## WRITTEN PROBLEM
Return verbatim the run of lines that opens with the line holding "Serialize everything readable" and closes with the last line of the records.

## PROVIDED DATA
+++

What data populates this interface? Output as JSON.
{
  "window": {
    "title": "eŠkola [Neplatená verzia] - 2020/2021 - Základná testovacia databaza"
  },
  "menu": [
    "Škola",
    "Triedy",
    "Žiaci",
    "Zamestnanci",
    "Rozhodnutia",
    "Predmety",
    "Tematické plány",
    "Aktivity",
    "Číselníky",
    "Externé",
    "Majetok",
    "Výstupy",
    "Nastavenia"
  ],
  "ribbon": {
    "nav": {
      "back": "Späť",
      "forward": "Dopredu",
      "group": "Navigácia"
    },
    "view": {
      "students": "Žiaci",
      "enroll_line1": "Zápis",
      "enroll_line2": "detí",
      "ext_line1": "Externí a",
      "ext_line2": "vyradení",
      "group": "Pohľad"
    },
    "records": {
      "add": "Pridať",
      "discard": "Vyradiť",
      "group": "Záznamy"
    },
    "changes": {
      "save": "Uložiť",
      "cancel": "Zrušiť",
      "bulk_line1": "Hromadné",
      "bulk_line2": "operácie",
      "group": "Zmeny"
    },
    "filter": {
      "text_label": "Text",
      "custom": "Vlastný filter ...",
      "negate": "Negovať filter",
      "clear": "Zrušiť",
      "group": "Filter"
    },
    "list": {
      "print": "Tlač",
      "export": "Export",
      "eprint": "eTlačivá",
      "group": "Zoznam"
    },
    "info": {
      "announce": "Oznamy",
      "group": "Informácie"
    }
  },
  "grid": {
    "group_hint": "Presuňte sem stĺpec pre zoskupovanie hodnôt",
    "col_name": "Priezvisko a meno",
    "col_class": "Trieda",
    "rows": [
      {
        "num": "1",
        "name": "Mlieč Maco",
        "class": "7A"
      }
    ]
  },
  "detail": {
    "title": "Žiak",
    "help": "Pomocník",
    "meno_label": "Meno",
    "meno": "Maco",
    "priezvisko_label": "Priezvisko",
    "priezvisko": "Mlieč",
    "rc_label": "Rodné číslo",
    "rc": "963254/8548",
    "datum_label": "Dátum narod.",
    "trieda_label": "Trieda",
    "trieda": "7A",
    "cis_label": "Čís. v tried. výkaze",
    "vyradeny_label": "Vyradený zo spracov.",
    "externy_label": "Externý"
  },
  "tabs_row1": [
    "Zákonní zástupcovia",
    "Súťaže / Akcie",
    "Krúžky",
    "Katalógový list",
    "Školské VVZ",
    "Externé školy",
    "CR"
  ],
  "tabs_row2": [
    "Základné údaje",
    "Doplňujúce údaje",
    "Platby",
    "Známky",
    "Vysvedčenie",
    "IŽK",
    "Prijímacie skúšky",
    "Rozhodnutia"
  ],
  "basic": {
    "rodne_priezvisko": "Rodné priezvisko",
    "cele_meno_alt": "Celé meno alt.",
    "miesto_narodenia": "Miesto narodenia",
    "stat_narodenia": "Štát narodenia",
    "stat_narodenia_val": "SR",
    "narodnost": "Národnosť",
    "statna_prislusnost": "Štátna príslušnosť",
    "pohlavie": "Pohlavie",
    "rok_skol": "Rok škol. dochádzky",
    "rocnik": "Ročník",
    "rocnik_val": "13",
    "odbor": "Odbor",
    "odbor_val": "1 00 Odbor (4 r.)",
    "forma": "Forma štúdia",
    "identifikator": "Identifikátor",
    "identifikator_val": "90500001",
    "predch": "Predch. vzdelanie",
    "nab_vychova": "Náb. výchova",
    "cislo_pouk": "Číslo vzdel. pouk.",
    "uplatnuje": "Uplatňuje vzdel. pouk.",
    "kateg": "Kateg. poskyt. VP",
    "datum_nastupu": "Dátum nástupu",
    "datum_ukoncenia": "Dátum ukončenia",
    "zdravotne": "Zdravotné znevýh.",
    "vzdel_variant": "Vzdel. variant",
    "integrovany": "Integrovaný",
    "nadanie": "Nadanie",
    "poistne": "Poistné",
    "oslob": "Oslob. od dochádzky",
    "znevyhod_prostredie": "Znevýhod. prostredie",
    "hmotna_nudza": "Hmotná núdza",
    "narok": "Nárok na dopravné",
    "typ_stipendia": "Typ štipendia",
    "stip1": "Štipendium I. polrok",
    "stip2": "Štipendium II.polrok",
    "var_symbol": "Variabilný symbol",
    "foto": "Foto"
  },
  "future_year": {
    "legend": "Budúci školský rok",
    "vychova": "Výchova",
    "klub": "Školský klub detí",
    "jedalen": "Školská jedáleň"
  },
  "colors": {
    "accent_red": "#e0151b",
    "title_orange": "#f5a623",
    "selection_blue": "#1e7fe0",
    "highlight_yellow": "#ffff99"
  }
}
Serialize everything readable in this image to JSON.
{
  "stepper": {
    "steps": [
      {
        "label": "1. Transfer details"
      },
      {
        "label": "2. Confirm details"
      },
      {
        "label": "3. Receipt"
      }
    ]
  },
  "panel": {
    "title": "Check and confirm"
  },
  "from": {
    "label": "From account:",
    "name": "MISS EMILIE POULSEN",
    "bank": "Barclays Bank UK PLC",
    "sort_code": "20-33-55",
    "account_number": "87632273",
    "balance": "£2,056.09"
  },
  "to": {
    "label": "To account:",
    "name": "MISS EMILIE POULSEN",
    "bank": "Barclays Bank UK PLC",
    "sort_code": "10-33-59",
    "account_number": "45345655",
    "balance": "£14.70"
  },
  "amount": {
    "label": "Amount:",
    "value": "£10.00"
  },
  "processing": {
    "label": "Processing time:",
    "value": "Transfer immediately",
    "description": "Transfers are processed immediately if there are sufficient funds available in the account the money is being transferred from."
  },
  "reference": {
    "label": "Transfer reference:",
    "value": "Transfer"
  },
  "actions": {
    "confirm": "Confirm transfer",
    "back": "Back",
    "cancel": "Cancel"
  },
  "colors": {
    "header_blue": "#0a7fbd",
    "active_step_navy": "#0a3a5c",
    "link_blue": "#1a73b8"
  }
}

+++

## FULL SOLUTION
Serialize everything readable in this image to JSON.
{
  "stepper": {
    "steps": [
      {
        "label": "1. Transfer details"
      },
      {
        "label": "2. Confirm details"
      },
      {
        "label": "3. Receipt"
      }
    ]
  },
  "panel": {
    "title": "Check and confirm"
  },
  "from": {
    "label": "From account:",
    "name": "MISS EMILIE POULSEN",
    "bank": "Barclays Bank UK PLC",
    "sort_code": "20-33-55",
    "account_number": "87632273",
    "balance": "£2,056.09"
  },
  "to": {
    "label": "To account:",
    "name": "MISS EMILIE POULSEN",
    "bank": "Barclays Bank UK PLC",
    "sort_code": "10-33-59",
    "account_number": "45345655",
    "balance": "£14.70"
  },
  "amount": {
    "label": "Amount:",
    "value": "£10.00"
  },
  "processing": {
    "label": "Processing time:",
    "value": "Transfer immediately",
    "description": "Transfers are processed immediately if there are sufficient funds available in the account the money is being transferred from."
  },
  "reference": {
    "label": "Transfer reference:",
    "value": "Transfer"
  },
  "actions": {
    "confirm": "Confirm transfer",
    "back": "Back",
    "cancel": "Cancel"
  },
  "colors": {
    "header_blue": "#0a7fbd",
    "active_step_navy": "#0a3a5c",
    "link_blue": "#1a73b8"
  }
}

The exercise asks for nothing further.